_Direction:_
Please copy the entries below line for line, without any change, and leave the pictures out of your copy.
┄┄┄┄┄┄┄┄┄┄┄┄┄┄┄┄┄┄┄┄
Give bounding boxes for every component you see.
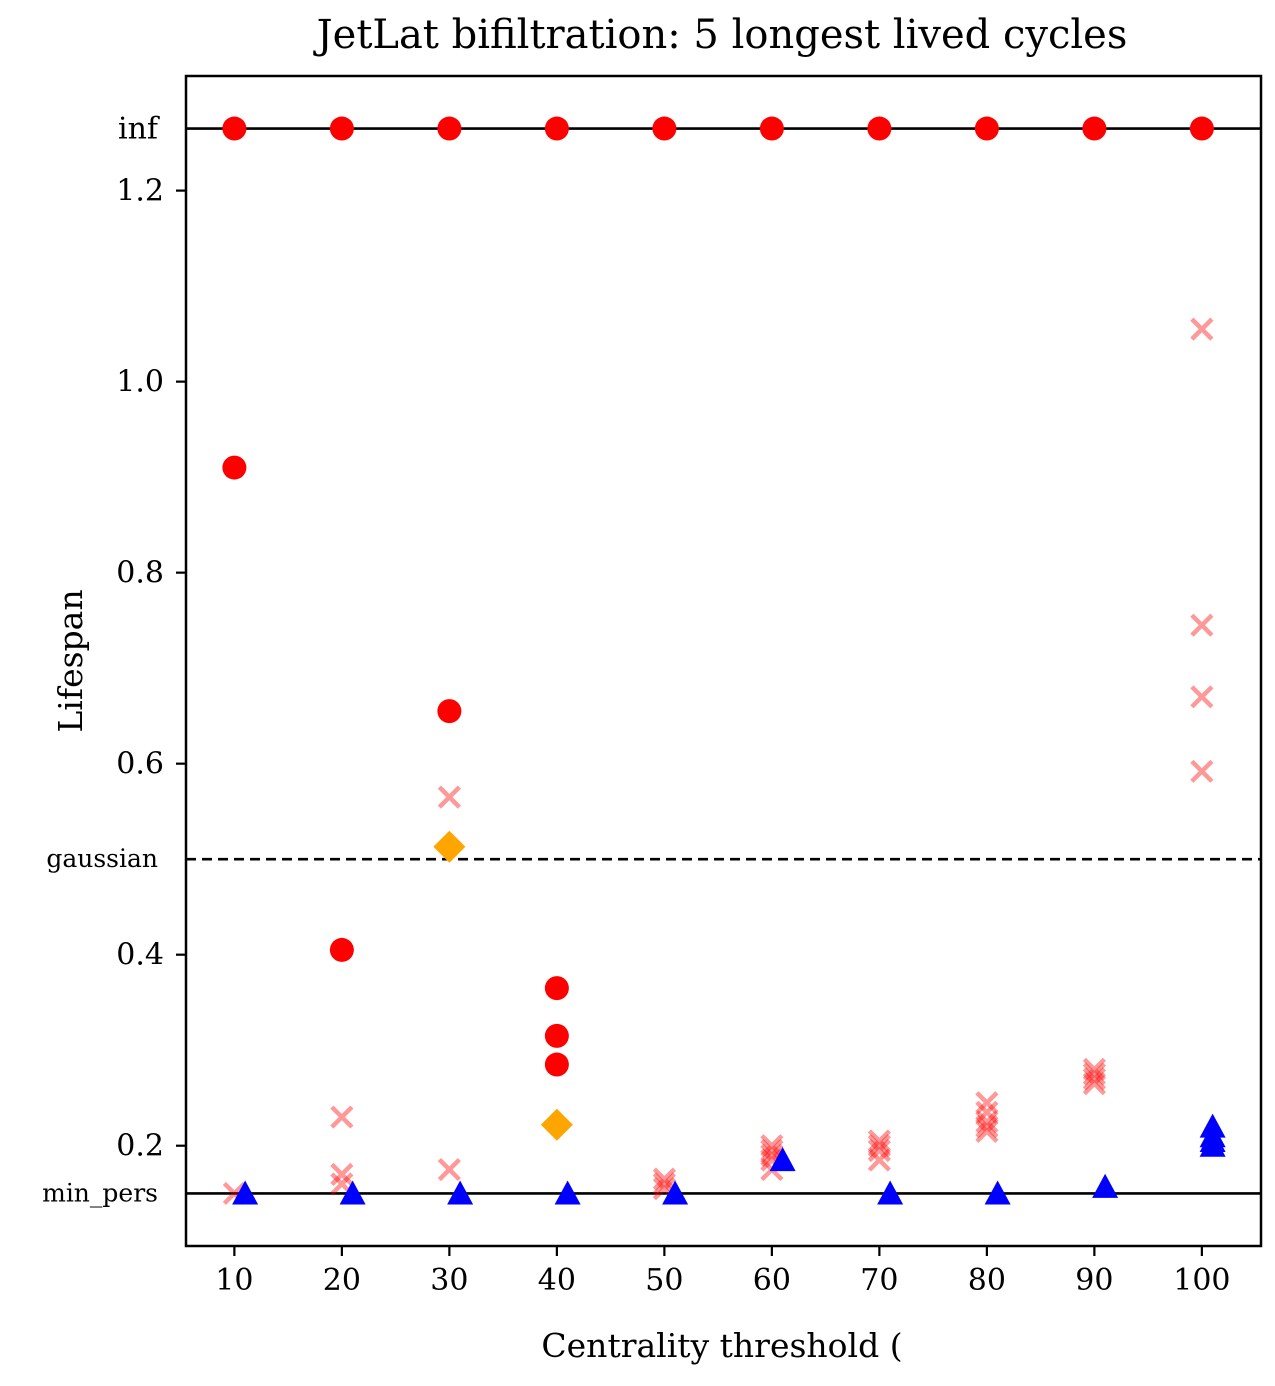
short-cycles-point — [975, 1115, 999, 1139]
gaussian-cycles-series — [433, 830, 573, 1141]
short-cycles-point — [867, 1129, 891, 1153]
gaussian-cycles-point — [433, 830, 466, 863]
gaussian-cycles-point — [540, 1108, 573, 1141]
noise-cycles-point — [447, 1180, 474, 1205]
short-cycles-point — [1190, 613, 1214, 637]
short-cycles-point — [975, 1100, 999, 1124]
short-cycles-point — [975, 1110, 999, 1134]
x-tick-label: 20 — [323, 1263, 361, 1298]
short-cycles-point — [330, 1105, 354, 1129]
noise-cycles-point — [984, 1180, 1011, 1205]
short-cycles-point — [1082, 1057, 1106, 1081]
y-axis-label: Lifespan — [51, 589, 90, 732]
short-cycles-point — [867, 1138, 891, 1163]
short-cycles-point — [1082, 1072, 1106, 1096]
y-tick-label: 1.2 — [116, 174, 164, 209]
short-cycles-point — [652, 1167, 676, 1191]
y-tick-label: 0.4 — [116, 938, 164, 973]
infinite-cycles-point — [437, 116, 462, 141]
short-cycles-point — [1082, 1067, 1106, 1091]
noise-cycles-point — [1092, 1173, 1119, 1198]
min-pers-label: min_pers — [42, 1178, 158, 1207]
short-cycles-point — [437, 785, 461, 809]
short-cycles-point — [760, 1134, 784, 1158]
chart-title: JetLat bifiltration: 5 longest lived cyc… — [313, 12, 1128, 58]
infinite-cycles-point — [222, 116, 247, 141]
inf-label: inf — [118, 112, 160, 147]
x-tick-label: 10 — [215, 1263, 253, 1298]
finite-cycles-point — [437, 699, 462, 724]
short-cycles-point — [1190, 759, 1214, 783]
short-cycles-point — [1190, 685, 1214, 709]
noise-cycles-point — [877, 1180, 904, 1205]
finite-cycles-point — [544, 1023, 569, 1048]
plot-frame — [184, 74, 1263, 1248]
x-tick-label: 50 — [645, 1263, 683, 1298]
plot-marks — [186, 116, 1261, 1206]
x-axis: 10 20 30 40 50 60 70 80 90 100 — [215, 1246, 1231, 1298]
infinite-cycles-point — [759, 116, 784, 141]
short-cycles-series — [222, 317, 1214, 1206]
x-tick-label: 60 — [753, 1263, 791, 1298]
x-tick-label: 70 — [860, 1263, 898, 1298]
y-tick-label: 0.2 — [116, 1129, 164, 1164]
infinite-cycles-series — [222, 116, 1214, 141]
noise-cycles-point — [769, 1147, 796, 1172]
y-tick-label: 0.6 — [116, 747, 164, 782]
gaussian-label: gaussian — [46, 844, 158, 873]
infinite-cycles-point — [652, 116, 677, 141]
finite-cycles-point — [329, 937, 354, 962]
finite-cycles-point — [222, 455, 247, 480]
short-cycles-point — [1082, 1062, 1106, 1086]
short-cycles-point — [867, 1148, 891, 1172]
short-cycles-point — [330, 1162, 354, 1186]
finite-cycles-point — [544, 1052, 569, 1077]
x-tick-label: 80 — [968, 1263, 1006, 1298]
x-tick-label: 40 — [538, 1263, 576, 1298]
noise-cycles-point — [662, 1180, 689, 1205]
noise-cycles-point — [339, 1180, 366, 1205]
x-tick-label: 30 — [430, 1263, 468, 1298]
┄┄┄┄┄┄┄┄┄┄┄┄┄┄┄┄┄┄┄┄
_The result:_
Give bounding boxes for every component you see.
short-cycles-point — [975, 1115, 999, 1139]
gaussian-cycles-series — [433, 830, 573, 1141]
short-cycles-point — [867, 1129, 891, 1153]
gaussian-cycles-point — [433, 830, 466, 863]
gaussian-cycles-point — [540, 1108, 573, 1141]
noise-cycles-point — [447, 1180, 474, 1205]
short-cycles-point — [1190, 613, 1214, 637]
short-cycles-point — [975, 1100, 999, 1124]
short-cycles-point — [975, 1110, 999, 1134]
x-tick-label: 20 — [323, 1263, 361, 1298]
short-cycles-point — [330, 1105, 354, 1129]
noise-cycles-point — [984, 1180, 1011, 1205]
short-cycles-point — [1082, 1057, 1106, 1081]
y-axis-label: Lifespan — [51, 589, 90, 732]
short-cycles-point — [867, 1138, 891, 1163]
short-cycles-point — [1082, 1072, 1106, 1096]
y-tick-label: 1.2 — [116, 174, 164, 209]
short-cycles-point — [652, 1167, 676, 1191]
y-tick-label: 0.4 — [116, 938, 164, 973]
infinite-cycles-point — [437, 116, 462, 141]
short-cycles-point — [1082, 1067, 1106, 1091]
noise-cycles-point — [1092, 1173, 1119, 1198]
min-pers-label: min_pers — [42, 1178, 158, 1207]
short-cycles-point — [437, 785, 461, 809]
short-cycles-point — [760, 1134, 784, 1158]
chart-title: JetLat bifiltration: 5 longest lived cyc… — [313, 12, 1128, 58]
infinite-cycles-point — [222, 116, 247, 141]
inf-label: inf — [118, 112, 160, 147]
x-tick-label: 10 — [215, 1263, 253, 1298]
finite-cycles-point — [437, 699, 462, 724]
short-cycles-point — [1190, 759, 1214, 783]
short-cycles-point — [1190, 685, 1214, 709]
noise-cycles-point — [877, 1180, 904, 1205]
finite-cycles-point — [544, 1023, 569, 1048]
plot-frame — [184, 74, 1263, 1248]
x-tick-label: 50 — [645, 1263, 683, 1298]
plot-marks — [186, 116, 1261, 1206]
x-axis: 10 20 30 40 50 60 70 80 90 100 — [215, 1246, 1231, 1298]
infinite-cycles-point — [759, 116, 784, 141]
short-cycles-series — [222, 317, 1214, 1206]
x-tick-label: 60 — [753, 1263, 791, 1298]
x-tick-label: 70 — [860, 1263, 898, 1298]
y-tick-label: 0.2 — [116, 1129, 164, 1164]
infinite-cycles-series — [222, 116, 1214, 141]
noise-cycles-point — [769, 1147, 796, 1172]
y-tick-label: 0.6 — [116, 747, 164, 782]
gaussian-label: gaussian — [46, 844, 158, 873]
infinite-cycles-point — [652, 116, 677, 141]
finite-cycles-point — [329, 937, 354, 962]
finite-cycles-point — [222, 455, 247, 480]
short-cycles-point — [1082, 1062, 1106, 1086]
short-cycles-point — [867, 1148, 891, 1172]
short-cycles-point — [330, 1162, 354, 1186]
finite-cycles-point — [544, 1052, 569, 1077]
x-tick-label: 80 — [968, 1263, 1006, 1298]
x-tick-label: 40 — [538, 1263, 576, 1298]
noise-cycles-point — [662, 1180, 689, 1205]
noise-cycles-point — [339, 1180, 366, 1205]
x-tick-label: 30 — [430, 1263, 468, 1298]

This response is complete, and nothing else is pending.